Tal foi o significado da escolha de Leão XIII. Leão XIII, cujo primeiro ato consistiu em procurar o reatamento das relações oficiais com os vários governos, que a intransigência de Pio IX afastou do Vaticano, mostrou desde logo grande moderação de linguagem acerca da Itália, embora mantendo intactas as reivindicações do predecessor. E, menos de dez anos depois da sua eleição, nas vésperas do jubileu sacerdotal que lhe ia trazer as homenagens entusiásticas de todas as gentes do mundo, planeou, com a maior sinceridade de intuitos, uma primeira tentativa de reconciliação. Ela falhou, pela oposição impressionante do Sacro Colégio, pela hostilidade resoluta da França, mas sobretudo porque era cedo demais. Cumpria aguardar a ação do tempo. A célebre carta pontifícia ao cardeal Rampolla, novo secretário de Estado, em junho de 1887, marcou uma parada nesse caminho, que sorrira ao patriotismo do papa, e até certo ponto, a volta à antiga intransigência. E, infelizmente, por seu lado, o governo italiano mostrou muitas vezes carecer da prudência e da generosidade – que a sua situação excepcional diante da Santa Sé deveria aconselhar-lhe – e cometendo erros de tática ou permitindo, senão animando, provocações desastrosas, como a inauguração do monumento de Giordano Bruno, em Roma, contribuiu para agravar o conflito.

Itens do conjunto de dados
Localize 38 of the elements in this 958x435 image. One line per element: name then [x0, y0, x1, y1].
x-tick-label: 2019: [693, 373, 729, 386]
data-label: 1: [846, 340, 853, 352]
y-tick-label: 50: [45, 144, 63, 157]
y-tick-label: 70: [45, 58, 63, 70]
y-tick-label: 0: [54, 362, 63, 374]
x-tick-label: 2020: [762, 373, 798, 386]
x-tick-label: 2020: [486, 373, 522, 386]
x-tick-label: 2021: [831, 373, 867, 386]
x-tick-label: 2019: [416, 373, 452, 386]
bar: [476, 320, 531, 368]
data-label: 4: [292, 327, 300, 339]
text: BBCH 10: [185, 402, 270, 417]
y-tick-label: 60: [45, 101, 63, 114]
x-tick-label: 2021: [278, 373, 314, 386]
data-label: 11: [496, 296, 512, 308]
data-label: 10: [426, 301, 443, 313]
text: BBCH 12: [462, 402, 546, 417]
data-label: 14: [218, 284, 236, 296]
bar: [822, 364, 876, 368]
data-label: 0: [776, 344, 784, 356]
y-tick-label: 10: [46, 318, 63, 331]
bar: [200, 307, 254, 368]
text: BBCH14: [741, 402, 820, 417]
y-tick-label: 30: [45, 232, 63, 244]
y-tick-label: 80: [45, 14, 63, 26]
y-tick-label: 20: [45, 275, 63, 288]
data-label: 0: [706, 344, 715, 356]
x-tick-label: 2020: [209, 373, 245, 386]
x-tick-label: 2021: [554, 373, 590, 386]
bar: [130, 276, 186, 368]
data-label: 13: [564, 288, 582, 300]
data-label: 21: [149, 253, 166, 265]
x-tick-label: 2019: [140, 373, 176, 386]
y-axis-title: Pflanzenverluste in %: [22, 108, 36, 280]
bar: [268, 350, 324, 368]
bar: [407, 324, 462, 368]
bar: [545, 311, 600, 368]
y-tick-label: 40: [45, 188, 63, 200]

Tarefa proposta:
Responda, com base no texto sobre Leão XIII:
(a) Em que consistiu o primeiro ato de Leão XIII?
(b) A quem foi dirigida a carta pontifícia de junho de 1887?
(c) Que provocação em Roma o texto atribui ao governo italiano?

Resposta da tarefa:
(a) Em procurar o reatamento das relações oficiais com os vários governos que a intransigência de Pio IX afastou do Vaticano.
(b) Ao cardeal Rampolla, novo secretário de Estado.
(c) A inauguração do monumento de Giordano Bruno.